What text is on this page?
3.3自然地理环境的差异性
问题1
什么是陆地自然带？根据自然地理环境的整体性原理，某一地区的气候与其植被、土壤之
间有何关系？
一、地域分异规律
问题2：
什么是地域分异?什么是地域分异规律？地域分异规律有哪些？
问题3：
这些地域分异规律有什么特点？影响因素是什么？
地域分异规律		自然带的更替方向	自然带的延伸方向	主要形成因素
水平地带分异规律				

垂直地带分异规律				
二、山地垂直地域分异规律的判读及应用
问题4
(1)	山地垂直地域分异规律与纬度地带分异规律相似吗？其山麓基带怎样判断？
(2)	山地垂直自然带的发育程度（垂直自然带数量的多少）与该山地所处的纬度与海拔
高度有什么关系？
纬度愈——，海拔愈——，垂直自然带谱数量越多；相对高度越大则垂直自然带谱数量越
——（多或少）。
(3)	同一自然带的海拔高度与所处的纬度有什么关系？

--

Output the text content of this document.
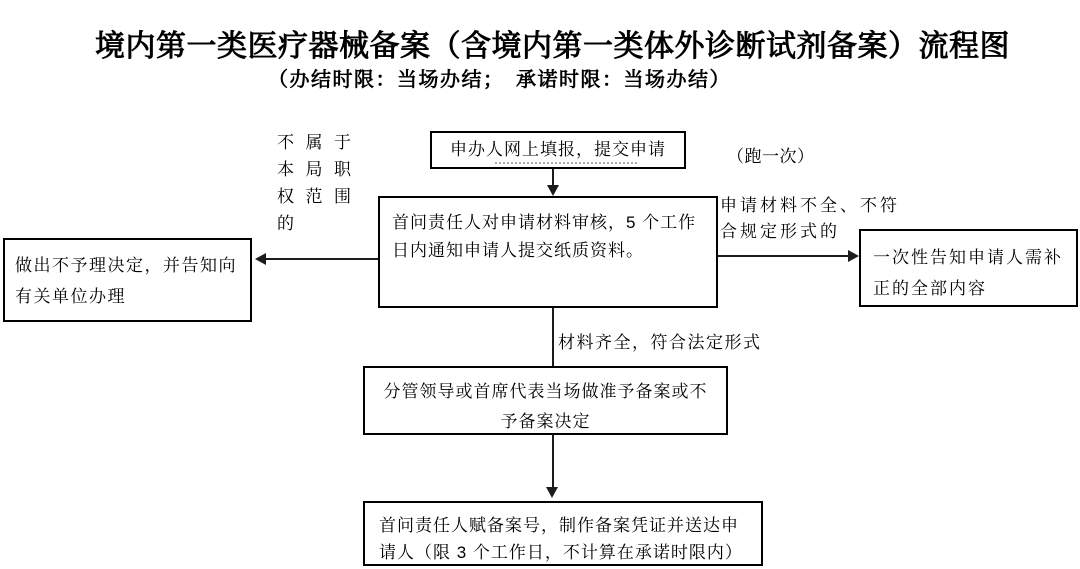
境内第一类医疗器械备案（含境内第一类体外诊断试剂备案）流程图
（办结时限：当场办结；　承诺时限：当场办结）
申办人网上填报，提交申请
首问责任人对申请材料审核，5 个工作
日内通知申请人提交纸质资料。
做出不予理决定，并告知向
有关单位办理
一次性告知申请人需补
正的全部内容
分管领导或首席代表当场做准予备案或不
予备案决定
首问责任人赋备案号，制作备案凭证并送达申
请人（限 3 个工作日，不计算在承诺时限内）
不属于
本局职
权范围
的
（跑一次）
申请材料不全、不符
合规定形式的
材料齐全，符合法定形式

--

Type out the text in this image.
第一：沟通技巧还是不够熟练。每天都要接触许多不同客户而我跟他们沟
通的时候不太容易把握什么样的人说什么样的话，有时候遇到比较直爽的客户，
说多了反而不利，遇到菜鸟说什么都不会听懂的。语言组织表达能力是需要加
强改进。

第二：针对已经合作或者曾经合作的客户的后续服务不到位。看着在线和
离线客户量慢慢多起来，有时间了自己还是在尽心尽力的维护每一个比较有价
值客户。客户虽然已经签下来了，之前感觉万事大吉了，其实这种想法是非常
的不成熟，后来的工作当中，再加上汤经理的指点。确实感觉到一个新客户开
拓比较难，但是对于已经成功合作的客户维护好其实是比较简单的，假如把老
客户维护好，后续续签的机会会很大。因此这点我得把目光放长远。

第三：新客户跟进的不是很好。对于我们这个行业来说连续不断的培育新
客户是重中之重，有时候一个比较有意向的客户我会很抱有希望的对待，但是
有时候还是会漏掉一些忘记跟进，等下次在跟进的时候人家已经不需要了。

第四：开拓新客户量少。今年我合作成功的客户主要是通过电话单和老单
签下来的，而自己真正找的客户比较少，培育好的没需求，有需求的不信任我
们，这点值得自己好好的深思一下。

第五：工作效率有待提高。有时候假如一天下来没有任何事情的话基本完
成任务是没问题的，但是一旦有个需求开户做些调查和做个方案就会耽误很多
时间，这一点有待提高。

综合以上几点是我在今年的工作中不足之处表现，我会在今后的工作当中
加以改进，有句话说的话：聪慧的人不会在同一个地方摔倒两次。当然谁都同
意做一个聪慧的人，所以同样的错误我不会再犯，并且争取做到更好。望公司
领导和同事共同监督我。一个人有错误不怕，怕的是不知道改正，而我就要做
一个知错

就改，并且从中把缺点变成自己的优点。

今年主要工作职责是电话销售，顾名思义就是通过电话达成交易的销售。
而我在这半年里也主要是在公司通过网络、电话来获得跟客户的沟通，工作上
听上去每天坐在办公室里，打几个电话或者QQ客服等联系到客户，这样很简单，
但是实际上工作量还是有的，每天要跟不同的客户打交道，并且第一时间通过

-- What is required --
Copy out each line of the entries that holds "this".

-- Reply to the task --
What text is on this page?
Output the text content of this document.
Type out the text in this image.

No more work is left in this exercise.